Set exercise: Across the entries below, how many lines contain the string "Noise"? Give only the count.

↓

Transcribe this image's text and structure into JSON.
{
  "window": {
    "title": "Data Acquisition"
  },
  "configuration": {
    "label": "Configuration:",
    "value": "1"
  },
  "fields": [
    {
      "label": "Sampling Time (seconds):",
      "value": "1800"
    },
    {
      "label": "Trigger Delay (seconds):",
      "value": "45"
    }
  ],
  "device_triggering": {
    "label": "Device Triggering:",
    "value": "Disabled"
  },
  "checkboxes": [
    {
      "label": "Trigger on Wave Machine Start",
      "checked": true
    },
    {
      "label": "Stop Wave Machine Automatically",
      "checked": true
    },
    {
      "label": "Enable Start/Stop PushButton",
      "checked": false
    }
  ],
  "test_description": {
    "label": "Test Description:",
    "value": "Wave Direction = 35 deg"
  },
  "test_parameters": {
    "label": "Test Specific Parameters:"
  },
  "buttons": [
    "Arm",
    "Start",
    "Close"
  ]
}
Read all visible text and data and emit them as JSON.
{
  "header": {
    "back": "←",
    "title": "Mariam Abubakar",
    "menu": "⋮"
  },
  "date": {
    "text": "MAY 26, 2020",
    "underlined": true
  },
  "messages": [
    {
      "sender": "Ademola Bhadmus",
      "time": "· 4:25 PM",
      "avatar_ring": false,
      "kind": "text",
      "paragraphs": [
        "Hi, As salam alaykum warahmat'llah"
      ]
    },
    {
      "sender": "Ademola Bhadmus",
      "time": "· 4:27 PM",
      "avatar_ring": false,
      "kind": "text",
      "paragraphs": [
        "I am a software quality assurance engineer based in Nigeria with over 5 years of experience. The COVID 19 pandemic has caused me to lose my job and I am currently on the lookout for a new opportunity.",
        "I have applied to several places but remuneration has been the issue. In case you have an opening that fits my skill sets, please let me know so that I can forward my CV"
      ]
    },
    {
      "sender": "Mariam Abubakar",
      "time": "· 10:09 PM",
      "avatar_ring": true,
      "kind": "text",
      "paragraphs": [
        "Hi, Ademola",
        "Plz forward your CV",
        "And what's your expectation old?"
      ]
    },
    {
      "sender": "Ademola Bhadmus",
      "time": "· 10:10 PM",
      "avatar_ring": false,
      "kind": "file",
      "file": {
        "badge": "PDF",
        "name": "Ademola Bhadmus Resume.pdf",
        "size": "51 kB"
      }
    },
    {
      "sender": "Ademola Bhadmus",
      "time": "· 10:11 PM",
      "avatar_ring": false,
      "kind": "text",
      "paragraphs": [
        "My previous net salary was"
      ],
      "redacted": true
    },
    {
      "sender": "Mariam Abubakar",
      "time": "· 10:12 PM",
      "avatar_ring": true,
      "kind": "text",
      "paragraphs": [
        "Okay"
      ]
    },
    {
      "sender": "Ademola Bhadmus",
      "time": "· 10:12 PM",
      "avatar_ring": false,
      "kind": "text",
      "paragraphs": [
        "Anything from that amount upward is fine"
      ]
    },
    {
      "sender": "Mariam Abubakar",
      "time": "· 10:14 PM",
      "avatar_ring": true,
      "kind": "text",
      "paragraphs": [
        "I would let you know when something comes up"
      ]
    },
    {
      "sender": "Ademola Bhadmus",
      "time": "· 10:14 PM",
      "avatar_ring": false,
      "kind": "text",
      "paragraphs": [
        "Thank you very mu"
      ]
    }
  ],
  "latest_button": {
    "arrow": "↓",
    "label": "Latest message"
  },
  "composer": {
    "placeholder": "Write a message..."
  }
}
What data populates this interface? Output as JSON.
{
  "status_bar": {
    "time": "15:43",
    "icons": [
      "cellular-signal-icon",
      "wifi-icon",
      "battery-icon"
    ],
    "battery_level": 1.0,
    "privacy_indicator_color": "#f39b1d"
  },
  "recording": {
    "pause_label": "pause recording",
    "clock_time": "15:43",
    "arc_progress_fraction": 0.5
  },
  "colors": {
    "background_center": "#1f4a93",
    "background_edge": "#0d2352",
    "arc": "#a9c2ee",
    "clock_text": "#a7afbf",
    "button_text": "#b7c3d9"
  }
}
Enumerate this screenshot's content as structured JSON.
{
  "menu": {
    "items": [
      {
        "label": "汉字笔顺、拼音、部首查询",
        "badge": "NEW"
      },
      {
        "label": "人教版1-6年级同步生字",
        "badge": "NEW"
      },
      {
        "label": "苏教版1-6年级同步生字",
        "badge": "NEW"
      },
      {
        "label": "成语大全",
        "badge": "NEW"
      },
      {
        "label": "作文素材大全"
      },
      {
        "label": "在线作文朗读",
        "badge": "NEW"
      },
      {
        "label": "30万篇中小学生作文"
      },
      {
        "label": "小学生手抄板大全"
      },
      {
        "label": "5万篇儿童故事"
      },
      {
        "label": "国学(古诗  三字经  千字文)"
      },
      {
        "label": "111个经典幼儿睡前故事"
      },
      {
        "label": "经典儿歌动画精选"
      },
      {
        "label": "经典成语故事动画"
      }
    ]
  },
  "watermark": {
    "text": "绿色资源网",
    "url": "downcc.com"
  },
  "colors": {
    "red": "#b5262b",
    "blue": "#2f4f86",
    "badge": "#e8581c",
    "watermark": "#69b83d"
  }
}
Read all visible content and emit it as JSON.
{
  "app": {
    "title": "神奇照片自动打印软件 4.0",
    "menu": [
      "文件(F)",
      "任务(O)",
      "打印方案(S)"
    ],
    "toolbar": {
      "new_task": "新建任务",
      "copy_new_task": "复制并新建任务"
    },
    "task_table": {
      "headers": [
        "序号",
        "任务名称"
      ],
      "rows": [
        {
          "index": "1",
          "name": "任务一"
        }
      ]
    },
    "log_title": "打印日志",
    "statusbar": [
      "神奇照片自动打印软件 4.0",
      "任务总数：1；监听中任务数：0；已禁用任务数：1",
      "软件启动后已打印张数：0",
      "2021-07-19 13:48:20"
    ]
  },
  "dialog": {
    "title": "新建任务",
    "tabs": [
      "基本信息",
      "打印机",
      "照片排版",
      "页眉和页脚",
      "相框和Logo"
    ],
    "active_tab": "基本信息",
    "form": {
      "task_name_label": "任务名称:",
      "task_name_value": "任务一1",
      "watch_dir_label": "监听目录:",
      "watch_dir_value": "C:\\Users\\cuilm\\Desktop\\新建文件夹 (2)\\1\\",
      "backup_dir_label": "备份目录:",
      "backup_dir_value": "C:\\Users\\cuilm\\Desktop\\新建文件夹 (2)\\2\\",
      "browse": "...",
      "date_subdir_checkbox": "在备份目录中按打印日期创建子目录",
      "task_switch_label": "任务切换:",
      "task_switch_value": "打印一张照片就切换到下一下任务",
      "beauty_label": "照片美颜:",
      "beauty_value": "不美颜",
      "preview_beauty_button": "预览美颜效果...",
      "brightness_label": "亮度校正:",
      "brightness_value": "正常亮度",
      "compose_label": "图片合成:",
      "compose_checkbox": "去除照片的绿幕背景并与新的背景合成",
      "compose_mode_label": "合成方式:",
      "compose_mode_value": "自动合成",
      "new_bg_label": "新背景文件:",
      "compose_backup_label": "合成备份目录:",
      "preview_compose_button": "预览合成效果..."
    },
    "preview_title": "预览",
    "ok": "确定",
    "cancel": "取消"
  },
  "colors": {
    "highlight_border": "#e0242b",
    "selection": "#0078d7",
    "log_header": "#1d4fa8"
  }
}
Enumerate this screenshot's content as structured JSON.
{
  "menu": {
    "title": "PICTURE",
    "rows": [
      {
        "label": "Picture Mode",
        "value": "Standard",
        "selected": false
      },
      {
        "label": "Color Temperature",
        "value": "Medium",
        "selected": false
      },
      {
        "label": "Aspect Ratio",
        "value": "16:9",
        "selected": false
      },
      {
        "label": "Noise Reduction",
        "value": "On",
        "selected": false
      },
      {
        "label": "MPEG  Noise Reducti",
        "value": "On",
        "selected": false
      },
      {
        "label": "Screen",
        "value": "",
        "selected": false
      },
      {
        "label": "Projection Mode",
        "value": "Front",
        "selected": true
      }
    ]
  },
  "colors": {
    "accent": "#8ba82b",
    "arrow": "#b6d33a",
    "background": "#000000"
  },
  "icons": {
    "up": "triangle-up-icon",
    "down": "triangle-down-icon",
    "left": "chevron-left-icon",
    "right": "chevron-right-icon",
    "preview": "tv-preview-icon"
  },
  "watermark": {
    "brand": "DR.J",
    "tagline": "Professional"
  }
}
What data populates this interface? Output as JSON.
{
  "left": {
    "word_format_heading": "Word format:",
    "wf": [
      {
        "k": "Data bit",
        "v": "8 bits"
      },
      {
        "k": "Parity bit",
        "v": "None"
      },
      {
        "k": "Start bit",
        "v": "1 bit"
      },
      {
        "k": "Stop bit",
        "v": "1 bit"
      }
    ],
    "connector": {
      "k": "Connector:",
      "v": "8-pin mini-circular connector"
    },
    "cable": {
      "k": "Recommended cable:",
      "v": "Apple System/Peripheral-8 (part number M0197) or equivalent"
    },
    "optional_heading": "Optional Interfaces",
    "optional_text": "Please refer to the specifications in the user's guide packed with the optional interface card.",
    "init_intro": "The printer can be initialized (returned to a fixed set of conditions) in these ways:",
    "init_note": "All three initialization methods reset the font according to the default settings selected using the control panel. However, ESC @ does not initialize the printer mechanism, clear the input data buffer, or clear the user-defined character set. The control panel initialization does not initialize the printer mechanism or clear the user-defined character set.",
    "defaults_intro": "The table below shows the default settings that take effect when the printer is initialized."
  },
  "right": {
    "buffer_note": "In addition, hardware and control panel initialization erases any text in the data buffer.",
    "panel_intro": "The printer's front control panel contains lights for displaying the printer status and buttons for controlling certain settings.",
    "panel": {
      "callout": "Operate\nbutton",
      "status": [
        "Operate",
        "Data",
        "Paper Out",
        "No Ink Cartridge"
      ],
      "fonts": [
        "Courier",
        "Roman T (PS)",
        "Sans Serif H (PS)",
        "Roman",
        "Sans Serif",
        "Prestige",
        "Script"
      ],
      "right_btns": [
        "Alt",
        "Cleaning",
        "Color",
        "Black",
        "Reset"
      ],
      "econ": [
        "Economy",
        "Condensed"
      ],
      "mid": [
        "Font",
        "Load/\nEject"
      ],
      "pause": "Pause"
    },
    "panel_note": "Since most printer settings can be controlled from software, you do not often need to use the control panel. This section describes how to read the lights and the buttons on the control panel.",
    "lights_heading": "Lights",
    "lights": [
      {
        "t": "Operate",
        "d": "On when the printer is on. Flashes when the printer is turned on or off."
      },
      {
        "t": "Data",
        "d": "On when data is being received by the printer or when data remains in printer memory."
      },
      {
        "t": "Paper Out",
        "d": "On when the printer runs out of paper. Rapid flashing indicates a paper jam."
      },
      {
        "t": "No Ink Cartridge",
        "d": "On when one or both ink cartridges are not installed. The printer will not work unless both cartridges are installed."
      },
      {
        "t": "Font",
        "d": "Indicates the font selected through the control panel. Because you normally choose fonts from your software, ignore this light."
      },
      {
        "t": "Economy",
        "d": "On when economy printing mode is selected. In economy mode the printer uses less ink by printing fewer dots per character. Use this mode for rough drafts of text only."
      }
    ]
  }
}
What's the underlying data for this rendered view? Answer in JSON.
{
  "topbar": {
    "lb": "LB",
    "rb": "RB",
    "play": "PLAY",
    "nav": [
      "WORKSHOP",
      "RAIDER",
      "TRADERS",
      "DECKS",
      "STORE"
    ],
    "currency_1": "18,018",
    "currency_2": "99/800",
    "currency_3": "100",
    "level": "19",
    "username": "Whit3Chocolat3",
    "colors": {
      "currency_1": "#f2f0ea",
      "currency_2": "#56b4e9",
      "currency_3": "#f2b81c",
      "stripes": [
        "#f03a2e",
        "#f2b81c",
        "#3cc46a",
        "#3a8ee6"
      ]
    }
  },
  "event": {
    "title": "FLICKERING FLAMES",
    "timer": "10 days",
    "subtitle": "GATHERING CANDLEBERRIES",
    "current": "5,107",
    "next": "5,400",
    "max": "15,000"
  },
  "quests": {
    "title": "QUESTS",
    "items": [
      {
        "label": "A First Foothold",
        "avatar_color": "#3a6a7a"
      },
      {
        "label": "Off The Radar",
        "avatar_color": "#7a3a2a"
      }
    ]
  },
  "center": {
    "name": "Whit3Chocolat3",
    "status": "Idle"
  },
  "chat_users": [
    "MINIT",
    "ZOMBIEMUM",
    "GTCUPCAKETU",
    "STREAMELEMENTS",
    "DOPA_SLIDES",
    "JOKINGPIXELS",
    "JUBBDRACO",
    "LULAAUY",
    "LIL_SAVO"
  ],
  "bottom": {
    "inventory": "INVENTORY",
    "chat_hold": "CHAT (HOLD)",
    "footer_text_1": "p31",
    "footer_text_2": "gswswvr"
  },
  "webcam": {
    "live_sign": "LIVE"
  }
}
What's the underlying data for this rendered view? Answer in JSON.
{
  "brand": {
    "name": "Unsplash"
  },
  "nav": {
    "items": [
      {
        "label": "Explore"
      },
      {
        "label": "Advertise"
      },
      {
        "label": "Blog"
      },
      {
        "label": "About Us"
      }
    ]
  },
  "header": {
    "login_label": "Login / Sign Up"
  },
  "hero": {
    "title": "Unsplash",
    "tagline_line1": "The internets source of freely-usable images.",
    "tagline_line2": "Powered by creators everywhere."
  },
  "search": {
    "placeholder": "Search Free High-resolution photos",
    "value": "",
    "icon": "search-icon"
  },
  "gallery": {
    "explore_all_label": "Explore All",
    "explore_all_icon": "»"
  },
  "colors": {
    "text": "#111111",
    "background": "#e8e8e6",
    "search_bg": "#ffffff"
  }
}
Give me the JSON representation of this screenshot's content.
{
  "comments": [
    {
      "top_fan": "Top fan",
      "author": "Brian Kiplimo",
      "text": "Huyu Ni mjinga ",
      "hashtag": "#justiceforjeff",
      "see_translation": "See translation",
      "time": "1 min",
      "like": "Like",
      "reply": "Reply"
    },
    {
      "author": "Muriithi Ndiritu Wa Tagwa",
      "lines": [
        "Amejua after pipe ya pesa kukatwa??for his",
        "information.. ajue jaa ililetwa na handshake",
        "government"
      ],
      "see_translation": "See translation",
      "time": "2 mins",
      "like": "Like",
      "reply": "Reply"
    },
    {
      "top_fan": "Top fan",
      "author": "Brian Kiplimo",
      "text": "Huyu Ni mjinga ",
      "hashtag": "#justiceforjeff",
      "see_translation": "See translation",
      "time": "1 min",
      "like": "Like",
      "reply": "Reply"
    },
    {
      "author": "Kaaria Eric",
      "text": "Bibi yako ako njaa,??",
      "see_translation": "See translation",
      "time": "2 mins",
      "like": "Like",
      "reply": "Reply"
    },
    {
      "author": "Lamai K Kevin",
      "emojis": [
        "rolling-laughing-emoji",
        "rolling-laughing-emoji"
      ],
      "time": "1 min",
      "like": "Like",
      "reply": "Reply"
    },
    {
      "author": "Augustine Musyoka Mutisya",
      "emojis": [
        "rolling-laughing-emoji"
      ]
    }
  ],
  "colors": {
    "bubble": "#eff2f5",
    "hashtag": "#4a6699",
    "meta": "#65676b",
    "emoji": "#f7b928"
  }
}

↑

Written reply: 2